_What is asked:_ Render every line of the listing below as a Markdown table with two columns, Row and Listing line, numbering the rows in order. Skip blank lines, and leave the pictures out.

_Records to process:_
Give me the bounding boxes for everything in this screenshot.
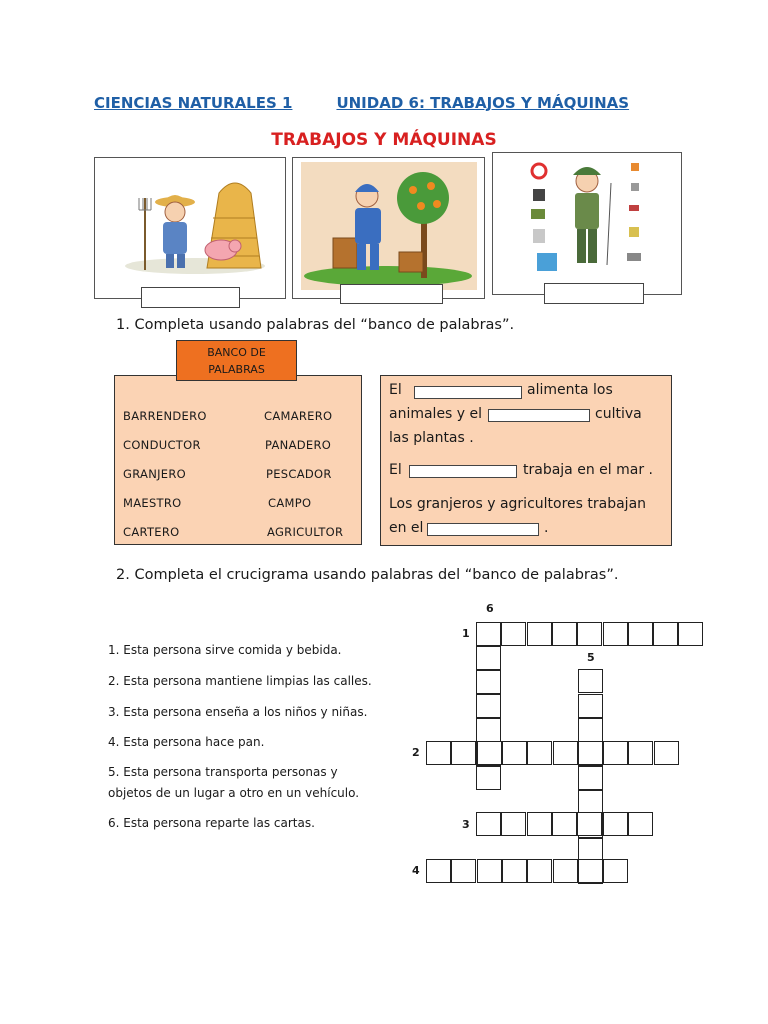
- farmer-picking-oranges-icon: [293, 158, 484, 298]
- crossword-cell[interactable]: [553, 859, 578, 883]
- crossword-cell[interactable]: [501, 622, 526, 646]
- crossword-cell[interactable]: [527, 812, 552, 836]
- crossword-cell[interactable]: [501, 812, 526, 836]
- crossword-cell[interactable]: [426, 741, 451, 765]
- sentence-text: las plantas .: [389, 430, 474, 446]
- bank-word: CARTERO: [123, 525, 180, 539]
- crossword-cell[interactable]: [578, 718, 603, 742]
- picture-1-answer-box[interactable]: [141, 287, 240, 308]
- crossword-cell[interactable]: [654, 741, 679, 765]
- crossword-cell[interactable]: [476, 766, 501, 790]
- crossword-cell[interactable]: [426, 859, 451, 883]
- unit-title: UNIDAD 6: TRABAJOS Y MÁQUINAS: [336, 94, 630, 112]
- crossword-number-3: 3: [462, 818, 470, 831]
- crossword-cell[interactable]: [678, 622, 703, 646]
- word-bank-title: BANCO DE PALABRAS: [176, 340, 297, 381]
- bank-word: AGRICULTOR: [267, 525, 344, 539]
- clue-3: 3. Esta persona enseña a los niños y niñas.: [108, 705, 368, 719]
- crossword-cell[interactable]: [578, 859, 603, 883]
- crossword-cell[interactable]: [527, 622, 552, 646]
- exercise-1-instruction: 1. Completa usando palabras del “banco de palabras”.: [116, 317, 515, 333]
- crossword-cell[interactable]: [477, 859, 502, 883]
- crossword-cell[interactable]: [628, 622, 653, 646]
- crossword-cell[interactable]: [476, 718, 501, 742]
- crossword-cell[interactable]: [578, 741, 603, 765]
- bank-word: PESCADOR: [266, 467, 332, 481]
- crossword-cell[interactable]: [603, 812, 628, 836]
- crossword-cell[interactable]: [477, 741, 502, 765]
- crossword-cell[interactable]: [476, 812, 501, 836]
- sentence-text: .: [544, 520, 549, 536]
- crossword-cell[interactable]: [628, 741, 653, 765]
- crossword-cell[interactable]: [628, 812, 653, 836]
- crossword-cell[interactable]: [476, 622, 501, 646]
- sentence-text: animales y el: [389, 406, 483, 422]
- crossword-cell[interactable]: [603, 859, 628, 883]
- crossword-cell[interactable]: [577, 622, 602, 646]
- sentence-text: El: [389, 382, 402, 398]
- clue-2: 2. Esta persona mantiene limpias las calles.: [108, 674, 372, 688]
- clue-5-continued: objetos de un lugar a otro en un vehículo.: [108, 786, 360, 800]
- crossword-number-1: 1: [462, 627, 470, 640]
- crossword-cell[interactable]: [578, 766, 603, 790]
- crossword-number-6: 6: [486, 602, 494, 615]
- page-header: [94, 94, 629, 112]
- bank-word: CAMARERO: [264, 409, 333, 423]
- crossword-cell[interactable]: [552, 812, 577, 836]
- crossword-number-4: 4: [412, 864, 420, 877]
- bank-word: CONDUCTOR: [123, 438, 201, 452]
- sentence-text: alimenta los: [527, 382, 613, 398]
- crossword-cell[interactable]: [451, 859, 476, 883]
- blank-3[interactable]: [409, 465, 517, 478]
- bank-word: CAMPO: [268, 496, 312, 510]
- crossword-cell[interactable]: [552, 622, 577, 646]
- sentence-text: Los granjeros y agricultores trabajan: [389, 496, 647, 512]
- crossword-cell[interactable]: [502, 859, 527, 883]
- crossword-cell[interactable]: [603, 741, 628, 765]
- blank-2[interactable]: [488, 409, 590, 422]
- bank-word: MAESTRO: [123, 496, 182, 510]
- crossword-cell[interactable]: [653, 622, 678, 646]
- crossword-cell[interactable]: [553, 741, 578, 765]
- sentence-text: El: [389, 462, 402, 478]
- clue-5: 5. Esta persona transporta personas y: [108, 765, 338, 779]
- crossword-cell[interactable]: [603, 622, 628, 646]
- crossword-cell[interactable]: [476, 670, 501, 694]
- crossword-cell[interactable]: [577, 812, 602, 836]
- picture-orange-farmer: [292, 157, 485, 299]
- crossword-cell[interactable]: [476, 694, 501, 718]
- crossword-number-5: 5: [587, 651, 595, 664]
- crossword-cell[interactable]: [578, 669, 603, 693]
- crossword-cell[interactable]: [527, 859, 552, 883]
- picture-3-answer-box[interactable]: [544, 283, 644, 304]
- bank-word: PANADERO: [265, 438, 332, 452]
- bank-word: BARRENDERO: [123, 409, 207, 423]
- sentence-text: trabaja en el mar .: [523, 462, 653, 478]
- picture-2-answer-box[interactable]: [340, 284, 443, 304]
- crossword-cell[interactable]: [476, 646, 501, 670]
- sentence-text: en el: [389, 520, 424, 536]
- fill-in-panel: [380, 375, 672, 546]
- clue-4: 4. Esta persona hace pan.: [108, 735, 265, 749]
- crossword-cell[interactable]: [502, 741, 527, 765]
- bank-word: GRANJERO: [123, 467, 187, 481]
- crossword-cell[interactable]: [578, 694, 603, 718]
- crossword-cell[interactable]: [527, 741, 552, 765]
- sentence-text: cultiva: [595, 406, 642, 422]
- exercise-2-instruction: 2. Completa el crucigrama usando palabras del “banco de palabras”.: [116, 567, 619, 583]
- crossword-cell[interactable]: [578, 790, 603, 814]
- fisherman-with-gear-icon: [493, 153, 681, 294]
- page-title: TRABAJOS Y MÁQUINAS: [271, 130, 497, 150]
- crossword-number-2: 2: [412, 746, 420, 759]
- word-bank: [114, 375, 362, 545]
- crossword-cell[interactable]: [451, 741, 476, 765]
- clue-1: 1. Esta persona sirve comida y bebida.: [108, 643, 342, 657]
- picture-farmer: [94, 157, 286, 299]
- clue-6: 6. Esta persona reparte las cartas.: [108, 816, 315, 830]
- blank-4[interactable]: [427, 523, 539, 536]
- blank-1[interactable]: [414, 386, 522, 399]
- farmer-with-pitchfork-and-pig-icon: [95, 158, 285, 298]
- picture-fisherman: [492, 152, 682, 295]
- subject-title: CIENCIAS NATURALES 1: [94, 94, 293, 112]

_Response:_
| Row | Listing line |
|---|---|
| 1 | Give me the bounding boxes for everything in this screenshot. |
| 2 | - farmer-picking-oranges-icon: [293, 158, 484, 298] |
| 3 | - crossword-cell[interactable]: [553, 859, 578, 883] |
| 4 | - crossword-cell[interactable]: [501, 622, 526, 646] |
| 5 | - crossword-cell[interactable]: [527, 812, 552, 836] |
| 6 | - crossword-cell[interactable]: [501, 812, 526, 836] |
| 7 | - crossword-cell[interactable]: [426, 741, 451, 765] |
| 8 | - sentence-text: las plantas .: [389, 430, 474, 446] |
| 9 | - bank-word: CARTERO: [123, 525, 180, 539] |
| 10 | - crossword-cell[interactable]: [578, 718, 603, 742] |
| 11 | - picture-1-answer-box[interactable]: [141, 287, 240, 308] |
| 12 | - crossword-cell[interactable]: [654, 741, 679, 765] |
| 13 | - crossword-cell[interactable]: [476, 766, 501, 790] |
| 14 | - crossword-cell[interactable]: [426, 859, 451, 883] |
| 15 | - unit-title: UNIDAD 6: TRABAJOS Y MÁQUINAS: [336, 94, 630, 112] |
| 16 | - crossword-number-3: 3: [462, 818, 470, 831] |
| 17 | - crossword-cell[interactable]: [678, 622, 703, 646] |
| 18 | - word-bank-title: BANCO DE PALABRAS: [176, 340, 297, 381] |
| 19 | - bank-word: AGRICULTOR: [267, 525, 344, 539] |
| 20 | - clue-3: 3. Esta persona enseña a los niños y niñas.: [108, 705, 368, 719] |
| 21 | - crossword-cell[interactable]: [578, 859, 603, 883] |
| 22 | - crossword-cell[interactable]: [527, 622, 552, 646] |
| 23 | - exercise-1-instruction: 1. Completa usando palabras del “banco de palabras”.: [116, 317, 515, 333] |
| 24 | - crossword-cell[interactable]: [477, 859, 502, 883] |
| 25 | - crossword-cell[interactable]: [628, 622, 653, 646] |
| 26 | - crossword-cell[interactable]: [476, 718, 501, 742] |
| 27 | - crossword-cell[interactable]: [578, 741, 603, 765] |
| 28 | - bank-word: PESCADOR: [266, 467, 332, 481] |
| 29 | - crossword-cell[interactable]: [603, 812, 628, 836] |
| 30 | - crossword-cell[interactable]: [477, 741, 502, 765] |
| 31 | - crossword-cell[interactable]: [476, 812, 501, 836] |
| 32 | - sentence-text: .: [544, 520, 549, 536] |
| 33 | - crossword-cell[interactable]: [628, 741, 653, 765] |
| 34 | - crossword-cell[interactable]: [628, 812, 653, 836] |
| 35 | - crossword-cell[interactable]: [476, 622, 501, 646] |
| 36 | - sentence-text: animales y el: [389, 406, 483, 422] |
| 37 | - crossword-cell[interactable]: [603, 859, 628, 883] |
| 38 | - crossword-cell[interactable]: [577, 622, 602, 646] |
| 39 | - sentence-text: El: [389, 382, 402, 398] |
| 40 | - clue-2: 2. Esta persona mantiene limpias las calles.: [108, 674, 372, 688] |
| 41 | - clue-5-continued: objetos de un lugar a otro en un vehículo.: [108, 786, 360, 800] |
| 42 | - crossword-number-1: 1: [462, 627, 470, 640] |
| 43 | - crossword-cell[interactable]: [578, 766, 603, 790] |
| 44 | - crossword-number-6: 6: [486, 602, 494, 615] |
| 45 | - page-header: [94, 94, 629, 112] |
| 46 | - bank-word: CAMARERO: [264, 409, 333, 423] |
| 47 | - crossword-cell[interactable]: [552, 812, 577, 836] |
| 48 | - crossword-number-4: 4: [412, 864, 420, 877] |
| 49 | - bank-word: CONDUCTOR: [123, 438, 201, 452] |
| 50 | - sentence-text: alimenta los: [527, 382, 613, 398] |
| 51 | - crossword-cell[interactable]: [451, 859, 476, 883] |
| 52 | - blank-3[interactable]: [409, 465, 517, 478] |
| 53 | - bank-word: CAMPO: [268, 496, 312, 510] |
| 54 | - crossword-cell[interactable]: [552, 622, 577, 646] |
| 55 | - sentence-text: Los granjeros y agricultores trabajan: [389, 496, 647, 512] |
| 56 | - crossword-cell[interactable]: [502, 859, 527, 883] |
| 57 | - crossword-cell[interactable]: [603, 741, 628, 765] |
| 58 | - blank-2[interactable]: [488, 409, 590, 422] |
| 59 | - bank-word: MAESTRO: [123, 496, 182, 510] |
| 60 | - crossword-cell[interactable]: [653, 622, 678, 646] |
| 61 | - crossword-cell[interactable]: [553, 741, 578, 765] |
| 62 | - sentence-text: El: [389, 462, 402, 478] |
| 63 | - clue-5: 5. Esta persona transporta personas y: [108, 765, 338, 779] |
| 64 | - crossword-cell[interactable]: [603, 622, 628, 646] |
| 65 | - crossword-cell[interactable]: [476, 670, 501, 694] |
| 66 | - crossword-cell[interactable]: [577, 812, 602, 836] |
| 67 | - picture-orange-farmer: [292, 157, 485, 299] |
| 68 | - crossword-cell[interactable]: [476, 694, 501, 718] |
| 69 | - crossword-number-5: 5: [587, 651, 595, 664] |
| 70 | - crossword-cell[interactable]: [578, 669, 603, 693] |
| 71 | - crossword-cell[interactable]: [527, 859, 552, 883] |
| 72 | - picture-3-answer-box[interactable]: [544, 283, 644, 304] |
| 73 | - bank-word: PANADERO: [265, 438, 332, 452] |
| 74 | - bank-word: BARRENDERO: [123, 409, 207, 423] |
| 75 | - sentence-text: trabaja en el mar .: [523, 462, 653, 478] |
| 76 | - picture-2-answer-box[interactable]: [340, 284, 443, 304] |
| 77 | - crossword-cell[interactable]: [476, 646, 501, 670] |
| 78 | - sentence-text: en el: [389, 520, 424, 536] |
| 79 | - fill-in-panel: [380, 375, 672, 546] |
| 80 | - clue-4: 4. Esta persona hace pan.: [108, 735, 265, 749] |
| 81 | - crossword-cell[interactable]: [502, 741, 527, 765] |
| 82 | - bank-word: GRANJERO: [123, 467, 187, 481] |
| 83 | - crossword-cell[interactable]: [578, 694, 603, 718] |
| 84 | - crossword-cell[interactable]: [527, 741, 552, 765] |
| 85 | - sentence-text: cultiva: [595, 406, 642, 422] |
| 86 | - exercise-2-instruction: 2. Completa el crucigrama usando palabras del “banco de palabras”.: [116, 567, 619, 583] |
| 87 | - crossword-cell[interactable]: [578, 790, 603, 814] |
| 88 | - fisherman-with-gear-icon: [493, 153, 681, 294] |
| 89 | - page-title: TRABAJOS Y MÁQUINAS: [271, 130, 497, 150] |
| 90 | - crossword-number-2: 2: [412, 746, 420, 759] |
| 91 | - word-bank: [114, 375, 362, 545] |
| 92 | - crossword-cell[interactable]: [451, 741, 476, 765] |
| 93 | - clue-1: 1. Esta persona sirve comida y bebida.: [108, 643, 342, 657] |
| 94 | - picture-farmer: [94, 157, 286, 299] |
| 95 | - clue-6: 6. Esta persona reparte las cartas.: [108, 816, 315, 830] |
| 96 | - blank-4[interactable]: [427, 523, 539, 536] |
| 97 | - blank-1[interactable]: [414, 386, 522, 399] |
| 98 | - farmer-with-pitchfork-and-pig-icon: [95, 158, 285, 298] |
| 99 | - picture-fisherman: [492, 152, 682, 295] |
| 100 | - subject-title: CIENCIAS NATURALES 1: [94, 94, 293, 112] |